**What needs to be done:** Look through the data below. Collect every line where the word "index" occurs.

▬▬▬▬▬▬▬▬▬▬

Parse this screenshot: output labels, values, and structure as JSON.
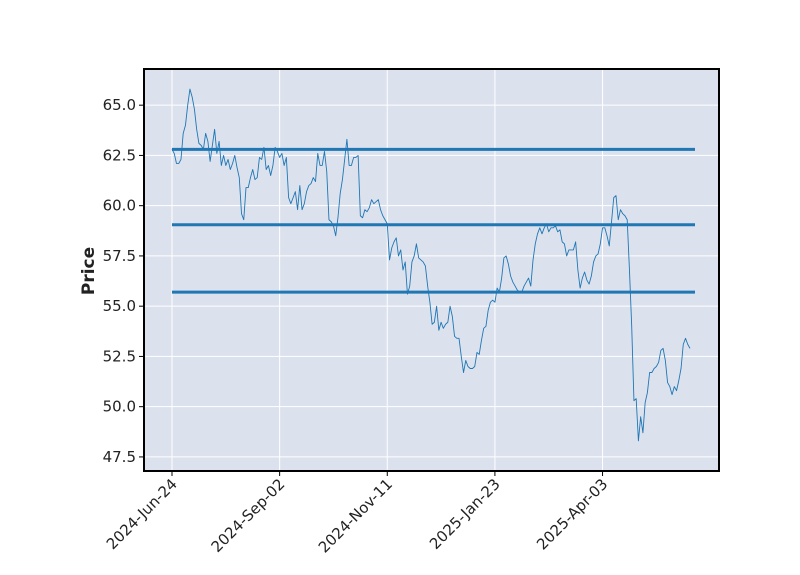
{
  "chart_data": {
    "type": "line",
    "ylabel": "Price",
    "xlabel": "",
    "title": "",
    "ylim": [
      46.8,
      66.8
    ],
    "grid": true,
    "x_ticks": [
      {
        "label": "2024-Jun-24",
        "index": 0
      },
      {
        "label": "2024-Sep-02",
        "index": 48
      },
      {
        "label": "2024-Nov-11",
        "index": 96
      },
      {
        "label": "2025-Jan-23",
        "index": 144
      },
      {
        "label": "2025-Apr-03",
        "index": 192
      }
    ],
    "y_ticks": [
      47.5,
      50.0,
      52.5,
      55.0,
      57.5,
      60.0,
      62.5,
      65.0
    ],
    "y_tick_labels": [
      "47.5",
      "50.0",
      "52.5",
      "55.0",
      "57.5",
      "60.0",
      "62.5",
      "65.0"
    ],
    "x_range": [
      -12,
      230
    ],
    "series": [
      {
        "type": "line",
        "color": "#1f77b4",
        "values": [
          62.8,
          62.6,
          62.1,
          62.1,
          62.3,
          63.6,
          64.0,
          65.0,
          65.8,
          65.4,
          64.8,
          63.8,
          63.1,
          63.0,
          62.8,
          63.6,
          63.2,
          62.2,
          63.0,
          63.8,
          62.6,
          63.2,
          62.0,
          62.5,
          62.0,
          62.3,
          61.8,
          62.1,
          62.5,
          61.9,
          61.4,
          59.6,
          59.3,
          60.9,
          60.9,
          61.4,
          61.8,
          61.3,
          61.4,
          62.4,
          62.3,
          62.9,
          61.8,
          62.0,
          61.5,
          62.0,
          62.9,
          62.7,
          62.4,
          62.6,
          62.0,
          62.4,
          60.4,
          60.1,
          60.4,
          60.7,
          59.8,
          61.0,
          59.8,
          60.1,
          60.7,
          61.0,
          61.1,
          61.4,
          61.2,
          62.6,
          62.0,
          62.0,
          62.7,
          61.7,
          59.3,
          59.2,
          59.0,
          58.5,
          59.4,
          60.6,
          61.3,
          62.3,
          63.3,
          62.0,
          62.0,
          62.4,
          62.4,
          62.5,
          59.5,
          59.4,
          59.8,
          59.7,
          59.9,
          60.3,
          60.1,
          60.2,
          60.3,
          59.8,
          59.5,
          59.3,
          59.1,
          57.3,
          57.9,
          58.2,
          58.4,
          57.5,
          57.8,
          56.8,
          57.2,
          55.6,
          56.0,
          57.2,
          57.5,
          58.1,
          57.4,
          57.3,
          57.2,
          57.0,
          56.0,
          55.2,
          54.1,
          54.2,
          55.0,
          53.8,
          54.2,
          53.9,
          54.1,
          54.2,
          55.0,
          54.5,
          53.5,
          53.4,
          53.4,
          52.5,
          51.7,
          52.3,
          52.0,
          51.9,
          51.9,
          52.0,
          52.7,
          52.6,
          53.3,
          53.9,
          54.0,
          54.8,
          55.2,
          55.3,
          55.2,
          55.9,
          55.7,
          56.4,
          57.4,
          57.5,
          57.1,
          56.5,
          56.2,
          56.0,
          55.8,
          55.7,
          55.7,
          56.0,
          56.2,
          56.4,
          56.0,
          57.3,
          58.1,
          58.6,
          58.9,
          58.6,
          58.9,
          59.1,
          58.7,
          58.9,
          58.9,
          59.0,
          58.7,
          58.8,
          58.2,
          58.1,
          57.5,
          57.8,
          57.8,
          57.8,
          58.2,
          56.8,
          55.9,
          56.4,
          56.7,
          56.3,
          56.1,
          56.5,
          57.2,
          57.5,
          57.6,
          58.1,
          58.9,
          58.9,
          58.5,
          58.0,
          59.2,
          60.4,
          60.5,
          59.3,
          59.8,
          59.6,
          59.5,
          59.3,
          56.8,
          54.0,
          50.3,
          50.4,
          48.3,
          49.5,
          48.7,
          50.2,
          50.7,
          51.7,
          51.7,
          51.9,
          52.0,
          52.2,
          52.8,
          52.9,
          52.3,
          51.2,
          51.0,
          50.6,
          51.0,
          50.8,
          51.3,
          51.9,
          53.1,
          53.4,
          53.1,
          52.9
        ]
      },
      {
        "type": "hline",
        "value": 62.8,
        "color": "#1f77b4"
      },
      {
        "type": "hline",
        "value": 59.05,
        "color": "#1f77b4"
      },
      {
        "type": "hline",
        "value": 55.7,
        "color": "#1f77b4"
      }
    ]
  }
}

▬▬▬▬▬▬▬▬▬▬

**Exercise output:**
        "index": 0
        "index": 48
        "index": 96
        "index": 144
        "index": 192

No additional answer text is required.